■ **Set exercise**: Your task is to copy every record exactly.

Start Data to process

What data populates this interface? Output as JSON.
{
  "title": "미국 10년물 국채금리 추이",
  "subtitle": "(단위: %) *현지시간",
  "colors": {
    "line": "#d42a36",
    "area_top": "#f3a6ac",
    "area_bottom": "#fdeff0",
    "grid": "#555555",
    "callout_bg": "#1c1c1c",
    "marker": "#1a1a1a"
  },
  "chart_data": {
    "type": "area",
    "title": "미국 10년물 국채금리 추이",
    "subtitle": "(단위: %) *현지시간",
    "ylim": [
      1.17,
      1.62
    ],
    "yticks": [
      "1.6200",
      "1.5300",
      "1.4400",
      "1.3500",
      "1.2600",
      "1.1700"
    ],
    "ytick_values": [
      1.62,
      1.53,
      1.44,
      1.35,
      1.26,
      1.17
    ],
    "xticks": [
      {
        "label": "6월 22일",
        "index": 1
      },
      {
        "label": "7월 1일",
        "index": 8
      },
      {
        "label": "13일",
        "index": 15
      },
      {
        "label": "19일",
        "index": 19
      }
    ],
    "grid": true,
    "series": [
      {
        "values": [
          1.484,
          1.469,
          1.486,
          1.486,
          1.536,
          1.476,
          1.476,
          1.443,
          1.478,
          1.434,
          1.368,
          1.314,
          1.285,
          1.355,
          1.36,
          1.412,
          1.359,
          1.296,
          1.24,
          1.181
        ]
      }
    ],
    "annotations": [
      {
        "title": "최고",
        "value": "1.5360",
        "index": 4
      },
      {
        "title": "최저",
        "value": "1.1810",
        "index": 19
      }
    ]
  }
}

End Data to process

■ **Exercise solution**:
What data populates this interface? Output as JSON.
{
  "title": "미국 10년물 국채금리 추이",
  "subtitle": "(단위: %) *현지시간",
  "colors": {
    "line": "#d42a36",
    "area_top": "#f3a6ac",
    "area_bottom": "#fdeff0",
    "grid": "#555555",
    "callout_bg": "#1c1c1c",
    "marker": "#1a1a1a"
  },
  "chart_data": {
    "type": "area",
    "title": "미국 10년물 국채금리 추이",
    "subtitle": "(단위: %) *현지시간",
    "ylim": [
      1.17,
      1.62
    ],
    "yticks": [
      "1.6200",
      "1.5300",
      "1.4400",
      "1.3500",
      "1.2600",
      "1.1700"
    ],
    "ytick_values": [
      1.62,
      1.53,
      1.44,
      1.35,
      1.26,
      1.17
    ],
    "xticks": [
      {
        "label": "6월 22일",
        "index": 1
      },
      {
        "label": "7월 1일",
        "index": 8
      },
      {
        "label": "13일",
        "index": 15
      },
      {
        "label": "19일",
        "index": 19
      }
    ],
    "grid": true,
    "series": [
      {
        "values": [
          1.484,
          1.469,
          1.486,
          1.486,
          1.536,
          1.476,
          1.476,
          1.443,
          1.478,
          1.434,
          1.368,
          1.314,
          1.285,
          1.355,
          1.36,
          1.412,
          1.359,
          1.296,
          1.24,
          1.181
        ]
      }
    ],
    "annotations": [
      {
        "title": "최고",
        "value": "1.5360",
        "index": 4
      },
      {
        "title": "최저",
        "value": "1.1810",
        "index": 19
      }
    ]
  }
}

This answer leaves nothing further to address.